Pictures should be excluded; otherwise, copy every entry exactly.

▼

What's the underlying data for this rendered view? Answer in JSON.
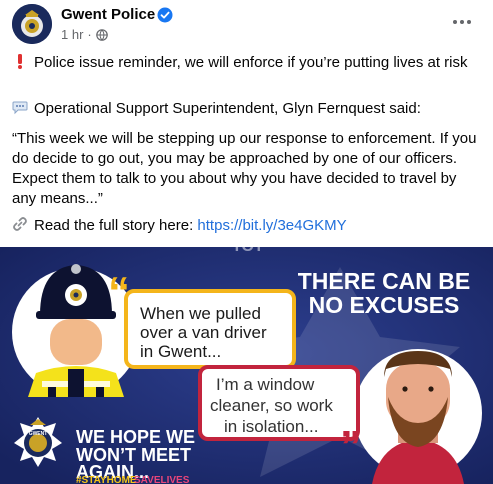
{
  "post": {
    "page_name": "Gwent Police",
    "time": "1 hr",
    "separator": "·",
    "line1": "Police issue reminder, we will enforce if you’re putting lives at risk",
    "line2": "Operational Support Superintendent, Glyn Fernquest said:",
    "quote": "“This week we will be stepping up our response to enforcement. If you do decide to go out, you may be approached by one of our officers. Expect them to talk to you about why you have decided to travel by any means...”",
    "read_label": "Read the full story here: ",
    "link": "https://bit.ly/3e4GKMY"
  },
  "banner": {
    "top_word": "TOT",
    "headline_line1": "THERE CAN BE",
    "headline_line2": "NO EXCUSES",
    "officer_bubble_line1": "When we pulled",
    "officer_bubble_line2": "over a van driver",
    "officer_bubble_line3": "in Gwent...",
    "driver_bubble_line1": "I’m a window",
    "driver_bubble_line2": "cleaner, so work",
    "driver_bubble_line3": "in isolation...",
    "footer_line1": "WE HOPE WE",
    "footer_line2": "WON’T MEET",
    "footer_line3": "AGAIN...",
    "hashtag_part1": "#STAYHOME",
    "hashtag_part2": "SAVELIVES",
    "crest_text": "GWENT"
  },
  "icons": {
    "verified": "verified-badge-icon",
    "globe": "globe-icon",
    "more": "more-options-icon",
    "exclamation": "exclamation-icon",
    "speech": "speech-bubble-icon",
    "link": "link-icon"
  },
  "colors": {
    "link": "#216fdb",
    "banner_blue": "#1c2d72",
    "bubble_yellow": "#f4b51b",
    "bubble_red": "#c2243d",
    "hashtag_yellow": "#f5c518",
    "hashtag_pink": "#e8457a"
  }
}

▲

■ THE RESPONSE ■
What's the underlying data for this rendered view? Answer in JSON.
{
  "post": {
    "page_name": "Gwent Police",
    "time": "1 hr",
    "separator": "·",
    "line1": "Police issue reminder, we will enforce if you’re putting lives at risk",
    "line2": "Operational Support Superintendent, Glyn Fernquest said:",
    "quote": "“This week we will be stepping up our response to enforcement. If you do decide to go out, you may be approached by one of our officers. Expect them to talk to you about why you have decided to travel by any means...”",
    "read_label": "Read the full story here: ",
    "link": "https://bit.ly/3e4GKMY"
  },
  "banner": {
    "top_word": "TOT",
    "headline_line1": "THERE CAN BE",
    "headline_line2": "NO EXCUSES",
    "officer_bubble_line1": "When we pulled",
    "officer_bubble_line2": "over a van driver",
    "officer_bubble_line3": "in Gwent...",
    "driver_bubble_line1": "I’m a window",
    "driver_bubble_line2": "cleaner, so work",
    "driver_bubble_line3": "in isolation...",
    "footer_line1": "WE HOPE WE",
    "footer_line2": "WON’T MEET",
    "footer_line3": "AGAIN...",
    "hashtag_part1": "#STAYHOME",
    "hashtag_part2": "SAVELIVES",
    "crest_text": "GWENT"
  },
  "icons": {
    "verified": "verified-badge-icon",
    "globe": "globe-icon",
    "more": "more-options-icon",
    "exclamation": "exclamation-icon",
    "speech": "speech-bubble-icon",
    "link": "link-icon"
  },
  "colors": {
    "link": "#216fdb",
    "banner_blue": "#1c2d72",
    "bubble_yellow": "#f4b51b",
    "bubble_red": "#c2243d",
    "hashtag_yellow": "#f5c518",
    "hashtag_pink": "#e8457a"
  }
}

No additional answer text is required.